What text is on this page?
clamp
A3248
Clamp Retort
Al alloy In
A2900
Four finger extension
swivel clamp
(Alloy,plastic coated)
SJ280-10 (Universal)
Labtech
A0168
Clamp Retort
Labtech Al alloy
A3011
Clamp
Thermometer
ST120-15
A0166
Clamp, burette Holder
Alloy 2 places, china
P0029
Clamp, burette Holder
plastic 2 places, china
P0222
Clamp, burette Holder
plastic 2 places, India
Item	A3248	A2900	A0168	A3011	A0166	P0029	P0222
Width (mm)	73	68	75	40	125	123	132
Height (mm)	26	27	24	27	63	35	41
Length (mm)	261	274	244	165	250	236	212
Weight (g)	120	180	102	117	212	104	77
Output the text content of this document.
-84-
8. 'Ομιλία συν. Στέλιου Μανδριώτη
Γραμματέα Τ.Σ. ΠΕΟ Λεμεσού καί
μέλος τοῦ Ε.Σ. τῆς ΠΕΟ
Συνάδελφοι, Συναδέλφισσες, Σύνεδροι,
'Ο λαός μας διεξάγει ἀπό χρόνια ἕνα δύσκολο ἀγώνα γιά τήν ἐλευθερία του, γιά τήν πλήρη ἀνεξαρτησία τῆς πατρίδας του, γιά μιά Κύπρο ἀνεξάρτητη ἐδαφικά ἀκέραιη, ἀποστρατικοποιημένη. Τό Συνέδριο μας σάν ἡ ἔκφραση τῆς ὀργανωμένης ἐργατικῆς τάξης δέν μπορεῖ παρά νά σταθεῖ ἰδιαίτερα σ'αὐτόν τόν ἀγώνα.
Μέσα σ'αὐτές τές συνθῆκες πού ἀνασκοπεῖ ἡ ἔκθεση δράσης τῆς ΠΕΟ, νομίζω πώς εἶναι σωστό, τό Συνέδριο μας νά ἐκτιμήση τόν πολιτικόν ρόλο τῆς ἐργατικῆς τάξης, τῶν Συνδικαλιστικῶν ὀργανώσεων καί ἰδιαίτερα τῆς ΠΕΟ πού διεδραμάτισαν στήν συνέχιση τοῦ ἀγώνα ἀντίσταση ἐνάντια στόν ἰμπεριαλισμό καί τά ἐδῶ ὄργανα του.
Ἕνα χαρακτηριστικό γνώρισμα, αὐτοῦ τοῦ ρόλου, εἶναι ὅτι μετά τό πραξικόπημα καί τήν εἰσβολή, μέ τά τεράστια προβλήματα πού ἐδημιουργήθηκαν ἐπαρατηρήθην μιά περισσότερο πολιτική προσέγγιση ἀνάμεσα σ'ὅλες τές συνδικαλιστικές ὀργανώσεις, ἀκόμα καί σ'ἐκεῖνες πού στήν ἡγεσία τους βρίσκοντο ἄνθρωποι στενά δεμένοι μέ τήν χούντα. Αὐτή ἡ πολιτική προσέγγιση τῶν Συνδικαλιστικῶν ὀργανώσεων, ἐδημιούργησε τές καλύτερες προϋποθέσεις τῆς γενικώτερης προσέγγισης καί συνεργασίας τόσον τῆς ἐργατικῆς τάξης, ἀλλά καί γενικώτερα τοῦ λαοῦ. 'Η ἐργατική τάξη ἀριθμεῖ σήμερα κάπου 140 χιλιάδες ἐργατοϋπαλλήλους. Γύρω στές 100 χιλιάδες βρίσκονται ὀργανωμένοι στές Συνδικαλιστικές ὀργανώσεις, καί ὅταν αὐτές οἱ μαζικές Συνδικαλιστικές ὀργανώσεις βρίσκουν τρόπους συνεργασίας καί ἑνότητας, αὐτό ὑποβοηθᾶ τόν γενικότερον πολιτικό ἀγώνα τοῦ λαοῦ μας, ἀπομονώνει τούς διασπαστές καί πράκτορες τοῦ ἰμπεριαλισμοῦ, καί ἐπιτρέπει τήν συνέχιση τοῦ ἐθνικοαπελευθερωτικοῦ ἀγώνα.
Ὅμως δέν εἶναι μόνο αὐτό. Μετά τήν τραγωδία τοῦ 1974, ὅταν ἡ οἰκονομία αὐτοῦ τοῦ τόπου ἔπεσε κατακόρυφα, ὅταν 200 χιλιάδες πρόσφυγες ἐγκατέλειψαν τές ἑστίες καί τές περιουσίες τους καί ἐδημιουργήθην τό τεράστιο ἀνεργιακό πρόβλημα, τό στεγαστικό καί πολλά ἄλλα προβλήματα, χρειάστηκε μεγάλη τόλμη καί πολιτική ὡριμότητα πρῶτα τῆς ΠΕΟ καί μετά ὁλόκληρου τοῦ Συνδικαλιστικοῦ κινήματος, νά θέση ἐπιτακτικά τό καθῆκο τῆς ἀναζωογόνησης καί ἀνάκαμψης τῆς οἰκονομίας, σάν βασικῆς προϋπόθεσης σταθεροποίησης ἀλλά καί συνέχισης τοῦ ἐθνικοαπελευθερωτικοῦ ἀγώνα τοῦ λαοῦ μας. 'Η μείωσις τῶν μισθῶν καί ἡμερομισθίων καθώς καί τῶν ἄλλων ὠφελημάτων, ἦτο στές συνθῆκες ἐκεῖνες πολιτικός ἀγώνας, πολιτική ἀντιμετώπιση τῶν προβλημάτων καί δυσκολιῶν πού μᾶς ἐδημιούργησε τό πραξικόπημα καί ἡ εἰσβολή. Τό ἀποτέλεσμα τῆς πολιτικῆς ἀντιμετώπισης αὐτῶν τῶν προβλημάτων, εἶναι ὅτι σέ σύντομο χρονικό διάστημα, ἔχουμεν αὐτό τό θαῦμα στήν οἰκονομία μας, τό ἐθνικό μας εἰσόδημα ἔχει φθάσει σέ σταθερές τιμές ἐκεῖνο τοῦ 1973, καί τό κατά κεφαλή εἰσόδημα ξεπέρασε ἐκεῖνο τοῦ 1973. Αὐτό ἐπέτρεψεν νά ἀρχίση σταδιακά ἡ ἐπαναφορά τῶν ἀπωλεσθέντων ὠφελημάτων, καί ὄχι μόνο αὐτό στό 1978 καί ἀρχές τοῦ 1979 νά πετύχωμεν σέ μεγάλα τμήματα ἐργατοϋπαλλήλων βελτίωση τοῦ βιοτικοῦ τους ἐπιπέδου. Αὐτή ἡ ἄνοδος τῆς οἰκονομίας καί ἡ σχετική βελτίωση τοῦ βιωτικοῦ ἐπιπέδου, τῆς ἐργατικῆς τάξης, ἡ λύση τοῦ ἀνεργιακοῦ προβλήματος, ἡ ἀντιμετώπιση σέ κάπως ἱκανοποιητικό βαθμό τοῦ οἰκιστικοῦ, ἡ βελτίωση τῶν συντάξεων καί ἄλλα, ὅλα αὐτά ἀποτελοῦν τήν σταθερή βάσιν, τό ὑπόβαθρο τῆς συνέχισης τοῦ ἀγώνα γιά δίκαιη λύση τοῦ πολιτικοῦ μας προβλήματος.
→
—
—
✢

# # # #

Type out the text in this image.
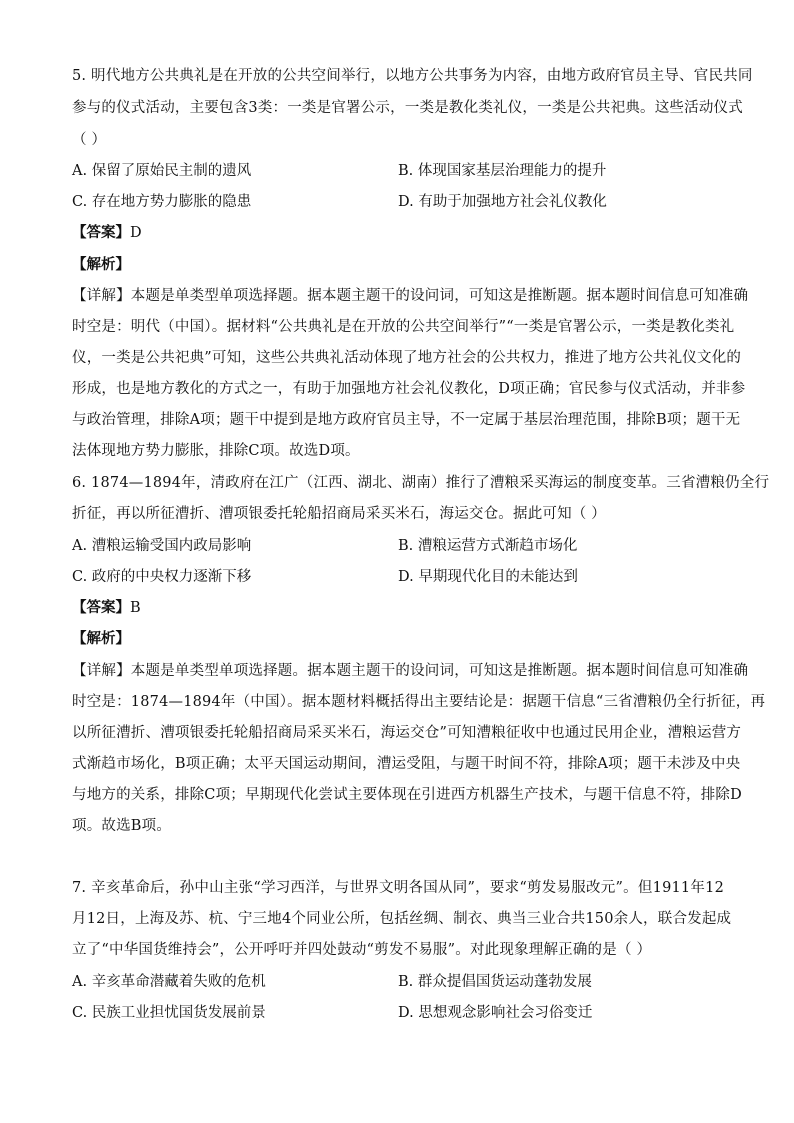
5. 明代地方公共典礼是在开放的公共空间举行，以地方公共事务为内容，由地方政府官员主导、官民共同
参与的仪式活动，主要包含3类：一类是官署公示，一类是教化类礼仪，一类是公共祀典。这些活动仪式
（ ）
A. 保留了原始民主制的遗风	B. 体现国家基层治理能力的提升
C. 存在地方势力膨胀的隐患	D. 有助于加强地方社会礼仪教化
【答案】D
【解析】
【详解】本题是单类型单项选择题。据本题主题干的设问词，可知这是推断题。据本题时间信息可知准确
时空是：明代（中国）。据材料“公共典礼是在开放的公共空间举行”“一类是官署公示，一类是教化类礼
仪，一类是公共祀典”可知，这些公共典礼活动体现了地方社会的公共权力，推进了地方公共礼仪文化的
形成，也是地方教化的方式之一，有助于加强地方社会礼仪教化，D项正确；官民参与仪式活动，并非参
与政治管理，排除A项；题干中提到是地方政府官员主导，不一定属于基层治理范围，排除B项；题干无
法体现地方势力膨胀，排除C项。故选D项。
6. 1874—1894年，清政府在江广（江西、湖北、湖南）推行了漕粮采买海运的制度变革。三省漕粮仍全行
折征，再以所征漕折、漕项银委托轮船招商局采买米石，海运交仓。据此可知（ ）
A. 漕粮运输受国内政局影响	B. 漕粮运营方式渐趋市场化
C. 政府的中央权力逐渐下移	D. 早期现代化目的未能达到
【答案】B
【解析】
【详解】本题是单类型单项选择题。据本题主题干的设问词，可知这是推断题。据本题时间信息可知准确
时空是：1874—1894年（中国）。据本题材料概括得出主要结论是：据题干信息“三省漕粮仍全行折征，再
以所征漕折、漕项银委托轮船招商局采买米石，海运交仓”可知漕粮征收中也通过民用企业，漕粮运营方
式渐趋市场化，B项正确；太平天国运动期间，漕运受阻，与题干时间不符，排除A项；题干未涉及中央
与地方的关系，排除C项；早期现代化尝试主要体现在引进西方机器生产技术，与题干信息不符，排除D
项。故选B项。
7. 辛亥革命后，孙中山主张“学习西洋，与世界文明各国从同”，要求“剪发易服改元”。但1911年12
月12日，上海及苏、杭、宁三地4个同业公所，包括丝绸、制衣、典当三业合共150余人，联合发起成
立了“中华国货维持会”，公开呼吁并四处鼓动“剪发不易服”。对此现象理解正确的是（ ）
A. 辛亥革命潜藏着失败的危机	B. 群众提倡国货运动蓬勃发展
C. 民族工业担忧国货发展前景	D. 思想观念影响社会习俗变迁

# # # #

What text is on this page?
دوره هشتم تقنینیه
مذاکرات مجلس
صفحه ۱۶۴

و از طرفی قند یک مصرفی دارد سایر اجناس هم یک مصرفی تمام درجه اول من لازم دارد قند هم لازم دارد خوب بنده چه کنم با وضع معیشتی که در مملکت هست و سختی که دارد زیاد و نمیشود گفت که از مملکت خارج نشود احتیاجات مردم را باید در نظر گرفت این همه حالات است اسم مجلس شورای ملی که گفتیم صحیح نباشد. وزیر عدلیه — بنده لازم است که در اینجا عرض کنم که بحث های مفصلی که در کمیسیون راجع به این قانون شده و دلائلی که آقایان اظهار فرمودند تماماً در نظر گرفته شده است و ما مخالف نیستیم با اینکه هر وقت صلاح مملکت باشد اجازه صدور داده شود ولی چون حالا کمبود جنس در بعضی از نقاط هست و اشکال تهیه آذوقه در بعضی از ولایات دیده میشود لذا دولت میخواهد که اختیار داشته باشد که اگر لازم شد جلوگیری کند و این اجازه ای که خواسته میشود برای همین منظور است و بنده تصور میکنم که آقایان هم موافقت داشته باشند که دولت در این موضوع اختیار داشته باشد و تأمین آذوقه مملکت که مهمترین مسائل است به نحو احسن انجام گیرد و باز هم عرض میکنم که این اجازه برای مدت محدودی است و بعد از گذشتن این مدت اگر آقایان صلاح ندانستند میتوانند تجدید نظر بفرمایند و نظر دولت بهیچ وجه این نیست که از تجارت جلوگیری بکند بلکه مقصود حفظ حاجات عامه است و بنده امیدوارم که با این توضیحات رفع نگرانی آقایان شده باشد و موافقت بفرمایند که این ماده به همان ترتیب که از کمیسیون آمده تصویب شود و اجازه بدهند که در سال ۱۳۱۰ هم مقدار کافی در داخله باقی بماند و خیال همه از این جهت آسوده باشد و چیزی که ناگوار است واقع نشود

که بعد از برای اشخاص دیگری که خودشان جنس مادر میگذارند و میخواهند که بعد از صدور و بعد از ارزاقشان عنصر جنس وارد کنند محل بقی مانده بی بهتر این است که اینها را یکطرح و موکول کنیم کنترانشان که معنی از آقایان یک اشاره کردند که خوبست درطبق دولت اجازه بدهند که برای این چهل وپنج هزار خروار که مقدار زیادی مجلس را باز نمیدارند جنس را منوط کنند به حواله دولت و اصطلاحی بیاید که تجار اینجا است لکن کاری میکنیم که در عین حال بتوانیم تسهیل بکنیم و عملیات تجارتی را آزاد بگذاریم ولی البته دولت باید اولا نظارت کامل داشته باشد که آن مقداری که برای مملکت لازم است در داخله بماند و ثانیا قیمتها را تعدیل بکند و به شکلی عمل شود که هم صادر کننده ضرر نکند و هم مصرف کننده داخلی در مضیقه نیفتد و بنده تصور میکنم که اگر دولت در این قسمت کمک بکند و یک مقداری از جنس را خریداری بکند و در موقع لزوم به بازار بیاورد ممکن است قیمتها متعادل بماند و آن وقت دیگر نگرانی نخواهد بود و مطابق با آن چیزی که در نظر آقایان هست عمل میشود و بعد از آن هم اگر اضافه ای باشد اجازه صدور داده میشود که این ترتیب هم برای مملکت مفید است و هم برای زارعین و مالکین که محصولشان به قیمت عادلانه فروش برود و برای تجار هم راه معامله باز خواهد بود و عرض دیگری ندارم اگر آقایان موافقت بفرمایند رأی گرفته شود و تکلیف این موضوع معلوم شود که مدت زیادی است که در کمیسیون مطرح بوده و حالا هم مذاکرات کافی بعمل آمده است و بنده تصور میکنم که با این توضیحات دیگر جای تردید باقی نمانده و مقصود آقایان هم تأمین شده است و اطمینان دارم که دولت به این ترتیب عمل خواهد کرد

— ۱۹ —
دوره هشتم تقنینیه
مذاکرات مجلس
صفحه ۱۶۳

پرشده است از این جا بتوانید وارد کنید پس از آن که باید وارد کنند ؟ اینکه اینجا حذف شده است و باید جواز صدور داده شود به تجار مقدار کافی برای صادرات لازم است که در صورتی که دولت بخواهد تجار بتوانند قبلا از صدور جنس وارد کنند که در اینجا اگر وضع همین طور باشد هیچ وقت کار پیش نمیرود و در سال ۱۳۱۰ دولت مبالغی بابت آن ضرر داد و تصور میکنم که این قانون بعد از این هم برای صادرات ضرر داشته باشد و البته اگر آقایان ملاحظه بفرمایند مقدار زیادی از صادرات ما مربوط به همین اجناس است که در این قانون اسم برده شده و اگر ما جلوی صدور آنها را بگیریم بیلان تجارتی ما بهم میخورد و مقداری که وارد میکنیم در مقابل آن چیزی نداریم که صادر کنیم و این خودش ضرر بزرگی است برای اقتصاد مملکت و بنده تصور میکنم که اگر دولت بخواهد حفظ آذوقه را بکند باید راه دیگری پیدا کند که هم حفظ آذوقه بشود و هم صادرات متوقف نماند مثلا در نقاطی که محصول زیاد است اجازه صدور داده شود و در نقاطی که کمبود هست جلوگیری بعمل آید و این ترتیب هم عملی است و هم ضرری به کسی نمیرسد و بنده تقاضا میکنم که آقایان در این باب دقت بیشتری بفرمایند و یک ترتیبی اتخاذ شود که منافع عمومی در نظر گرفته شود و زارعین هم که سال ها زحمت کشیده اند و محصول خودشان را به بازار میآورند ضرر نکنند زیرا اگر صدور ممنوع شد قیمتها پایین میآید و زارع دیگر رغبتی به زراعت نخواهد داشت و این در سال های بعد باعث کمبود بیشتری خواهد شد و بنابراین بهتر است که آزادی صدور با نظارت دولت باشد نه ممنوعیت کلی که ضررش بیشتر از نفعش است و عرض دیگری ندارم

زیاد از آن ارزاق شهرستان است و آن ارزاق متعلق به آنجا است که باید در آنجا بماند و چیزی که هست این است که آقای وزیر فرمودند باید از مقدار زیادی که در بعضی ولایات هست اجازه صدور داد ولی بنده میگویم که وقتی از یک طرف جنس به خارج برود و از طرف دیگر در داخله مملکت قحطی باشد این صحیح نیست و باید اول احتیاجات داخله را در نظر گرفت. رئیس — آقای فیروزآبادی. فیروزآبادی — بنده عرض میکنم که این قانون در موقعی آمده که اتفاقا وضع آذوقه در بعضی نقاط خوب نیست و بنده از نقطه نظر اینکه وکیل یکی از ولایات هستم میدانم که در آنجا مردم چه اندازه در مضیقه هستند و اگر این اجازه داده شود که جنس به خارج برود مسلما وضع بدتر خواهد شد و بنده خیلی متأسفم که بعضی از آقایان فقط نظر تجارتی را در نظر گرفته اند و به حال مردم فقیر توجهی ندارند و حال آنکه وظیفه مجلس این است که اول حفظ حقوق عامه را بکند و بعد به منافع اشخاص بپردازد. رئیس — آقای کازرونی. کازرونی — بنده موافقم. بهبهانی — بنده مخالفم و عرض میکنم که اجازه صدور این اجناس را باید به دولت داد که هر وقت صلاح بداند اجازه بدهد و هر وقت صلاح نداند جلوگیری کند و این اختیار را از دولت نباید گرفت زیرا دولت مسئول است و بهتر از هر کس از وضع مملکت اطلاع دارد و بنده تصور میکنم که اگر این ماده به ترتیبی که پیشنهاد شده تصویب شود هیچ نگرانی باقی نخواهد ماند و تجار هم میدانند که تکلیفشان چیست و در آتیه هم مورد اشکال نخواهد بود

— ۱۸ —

# # # #

== Written problem ==
Search the lines for "一类是官署公示". Copy each line that has it.

== Written solution ==
参与的仪式活动，主要包含3类：一类是官署公示，一类是教化类礼仪，一类是公共祀典。这些活动仪式
时空是：明代（中国）。据材料“公共典礼是在开放的公共空间举行”“一类是官署公示，一类是教化类礼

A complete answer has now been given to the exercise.